### Excerpted passage ###
The First Framework Got It Wrong

The first version of the evaluation framework had 9 dimensions and 48 indicators. Each dimension was scored by an independent AI call with no access to other dimension scores. The scoring protocol was sound: isolated evaluation prevented halo effects and produced clean per-dimension distributions. The dimension definitions were not.

We ran hundreds of venture concepts through v1 of our decomposition and evaluation framework. At that volume, the dimension-level correlation structure became visible. The data showed three structural problems.

Three Problems

Redundancy. Two dimensions correlated at r = 0.59. Both appeared to capture aspects of "investability" rather than independent venture characteristics. One was designed to measure outcome potential (upside dynamics, pricing power, competitive positioning). The other was designed to measure capital attractiveness (fundability, investor appetite). The factor analysis suggested they were measuring the same underlying construct from different angles. High scores on both inflated the composite without adding independent information.
### Record list ###
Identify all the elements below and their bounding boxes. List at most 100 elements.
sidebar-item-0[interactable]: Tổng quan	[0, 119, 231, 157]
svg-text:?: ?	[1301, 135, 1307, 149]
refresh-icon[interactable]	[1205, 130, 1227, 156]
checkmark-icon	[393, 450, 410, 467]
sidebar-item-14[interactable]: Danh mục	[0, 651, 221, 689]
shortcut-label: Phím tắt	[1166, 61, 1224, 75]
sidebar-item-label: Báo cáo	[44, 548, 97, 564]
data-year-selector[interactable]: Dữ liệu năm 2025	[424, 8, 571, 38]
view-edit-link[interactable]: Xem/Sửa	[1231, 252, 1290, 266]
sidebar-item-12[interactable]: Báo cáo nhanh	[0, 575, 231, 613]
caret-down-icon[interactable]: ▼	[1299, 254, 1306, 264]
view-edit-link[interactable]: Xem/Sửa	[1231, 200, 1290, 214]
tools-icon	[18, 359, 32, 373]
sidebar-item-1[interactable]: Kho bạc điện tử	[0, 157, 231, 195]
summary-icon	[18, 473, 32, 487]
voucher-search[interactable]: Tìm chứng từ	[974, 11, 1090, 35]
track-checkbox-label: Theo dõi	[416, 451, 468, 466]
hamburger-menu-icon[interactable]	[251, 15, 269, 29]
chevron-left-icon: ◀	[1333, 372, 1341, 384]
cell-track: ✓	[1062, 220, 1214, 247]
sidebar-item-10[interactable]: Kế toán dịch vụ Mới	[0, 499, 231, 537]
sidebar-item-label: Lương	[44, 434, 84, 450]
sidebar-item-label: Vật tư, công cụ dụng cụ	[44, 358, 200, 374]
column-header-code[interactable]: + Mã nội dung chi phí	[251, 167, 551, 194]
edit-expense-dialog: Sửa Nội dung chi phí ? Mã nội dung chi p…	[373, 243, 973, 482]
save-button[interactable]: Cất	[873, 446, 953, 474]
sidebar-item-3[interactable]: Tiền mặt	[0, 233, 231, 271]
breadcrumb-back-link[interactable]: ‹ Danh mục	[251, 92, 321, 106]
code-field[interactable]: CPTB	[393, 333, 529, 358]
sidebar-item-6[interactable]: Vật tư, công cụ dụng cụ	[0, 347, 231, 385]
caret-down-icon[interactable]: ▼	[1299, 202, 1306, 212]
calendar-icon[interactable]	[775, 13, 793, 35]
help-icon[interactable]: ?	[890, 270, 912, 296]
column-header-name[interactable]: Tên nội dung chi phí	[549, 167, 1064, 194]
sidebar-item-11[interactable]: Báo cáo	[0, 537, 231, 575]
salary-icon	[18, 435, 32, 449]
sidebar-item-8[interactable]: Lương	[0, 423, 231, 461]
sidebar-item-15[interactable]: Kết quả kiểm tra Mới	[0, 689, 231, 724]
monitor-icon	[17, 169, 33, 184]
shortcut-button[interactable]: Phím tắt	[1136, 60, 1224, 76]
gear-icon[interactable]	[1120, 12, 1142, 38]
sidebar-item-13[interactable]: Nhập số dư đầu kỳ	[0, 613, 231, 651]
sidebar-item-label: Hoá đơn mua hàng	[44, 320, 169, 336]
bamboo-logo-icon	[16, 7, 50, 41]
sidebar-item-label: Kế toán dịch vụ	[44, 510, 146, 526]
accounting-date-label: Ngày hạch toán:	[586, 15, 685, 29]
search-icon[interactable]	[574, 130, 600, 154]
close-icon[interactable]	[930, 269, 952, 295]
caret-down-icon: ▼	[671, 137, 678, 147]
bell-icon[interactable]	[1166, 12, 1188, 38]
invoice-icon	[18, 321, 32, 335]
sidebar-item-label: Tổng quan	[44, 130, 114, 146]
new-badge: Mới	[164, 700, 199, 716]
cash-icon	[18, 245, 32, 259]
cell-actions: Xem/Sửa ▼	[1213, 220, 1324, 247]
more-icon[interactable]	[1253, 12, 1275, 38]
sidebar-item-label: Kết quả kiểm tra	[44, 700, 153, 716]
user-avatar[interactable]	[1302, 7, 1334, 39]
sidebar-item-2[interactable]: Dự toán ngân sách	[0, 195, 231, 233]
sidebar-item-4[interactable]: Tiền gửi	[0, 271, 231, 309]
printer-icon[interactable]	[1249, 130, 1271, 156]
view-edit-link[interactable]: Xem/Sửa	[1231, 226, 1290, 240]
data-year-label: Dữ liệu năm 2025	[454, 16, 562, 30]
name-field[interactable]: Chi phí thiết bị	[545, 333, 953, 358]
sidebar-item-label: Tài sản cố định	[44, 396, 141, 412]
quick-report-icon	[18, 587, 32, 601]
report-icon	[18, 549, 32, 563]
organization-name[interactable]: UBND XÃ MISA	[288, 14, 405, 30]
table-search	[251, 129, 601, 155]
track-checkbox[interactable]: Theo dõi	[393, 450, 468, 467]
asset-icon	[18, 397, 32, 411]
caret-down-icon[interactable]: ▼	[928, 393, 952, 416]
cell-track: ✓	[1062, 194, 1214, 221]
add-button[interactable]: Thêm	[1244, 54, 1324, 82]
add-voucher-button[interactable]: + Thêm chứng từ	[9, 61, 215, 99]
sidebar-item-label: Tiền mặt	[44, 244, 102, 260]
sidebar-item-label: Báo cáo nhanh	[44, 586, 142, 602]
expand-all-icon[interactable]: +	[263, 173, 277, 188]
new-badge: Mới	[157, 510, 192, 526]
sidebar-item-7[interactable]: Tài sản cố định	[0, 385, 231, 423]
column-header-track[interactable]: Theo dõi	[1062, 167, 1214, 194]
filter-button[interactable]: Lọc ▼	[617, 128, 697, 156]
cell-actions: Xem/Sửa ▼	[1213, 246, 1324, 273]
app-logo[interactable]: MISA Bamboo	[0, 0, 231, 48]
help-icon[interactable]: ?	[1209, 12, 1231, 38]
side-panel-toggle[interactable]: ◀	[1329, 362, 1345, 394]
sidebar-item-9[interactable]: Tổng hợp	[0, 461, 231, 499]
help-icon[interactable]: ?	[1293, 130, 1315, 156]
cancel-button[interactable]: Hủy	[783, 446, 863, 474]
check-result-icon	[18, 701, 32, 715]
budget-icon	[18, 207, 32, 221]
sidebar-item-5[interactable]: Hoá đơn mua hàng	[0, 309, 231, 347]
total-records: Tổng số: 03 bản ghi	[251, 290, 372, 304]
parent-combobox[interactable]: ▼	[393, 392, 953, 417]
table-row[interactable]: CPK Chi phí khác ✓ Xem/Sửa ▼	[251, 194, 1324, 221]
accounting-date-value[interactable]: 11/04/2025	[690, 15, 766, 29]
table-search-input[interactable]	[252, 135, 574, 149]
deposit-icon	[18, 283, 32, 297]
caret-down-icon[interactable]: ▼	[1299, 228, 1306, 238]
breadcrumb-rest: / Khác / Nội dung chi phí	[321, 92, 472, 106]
###
[What to do]:
1. According to the passage on the evaluation framework, how many dimensions and indicators did the first version have?
2. Continue the passage on the evaluation framework from its final sentence.
The rows are separate material and have no connection to the passage on the evaluation framework.

[Outputs]:
1. It had 9 dimensions and 48 indicators.

2.
A second pair correlated at r = 0.54. Both were asking "does the opportunity exist?" through different proxies: one from the market side (is the market large enough?), the other from the buyer side (will someone actually pay?). Both constructs matter, but scoring them as separate dimensions with separate weights allowed them to double-count overlapping signal in the composite.

Incoherence. Some dimensions bundled unrelated uncertainties into a single scored category. One dimension mixed demand-side indicators (buyer behavior, purchase intent) with channel-side indicators (distribution access, adoption friction). Another mixed competitive landscape assessment with market timing signals. These did not correspond to single investigable uncertainty categories. When the resolution value engine asks "where should the next dollar of investigation go?", it needs dimensions that map to coherent investigation pathways. A dimension that bundles two unrelated uncertainties cannot produce a clean investigation priority.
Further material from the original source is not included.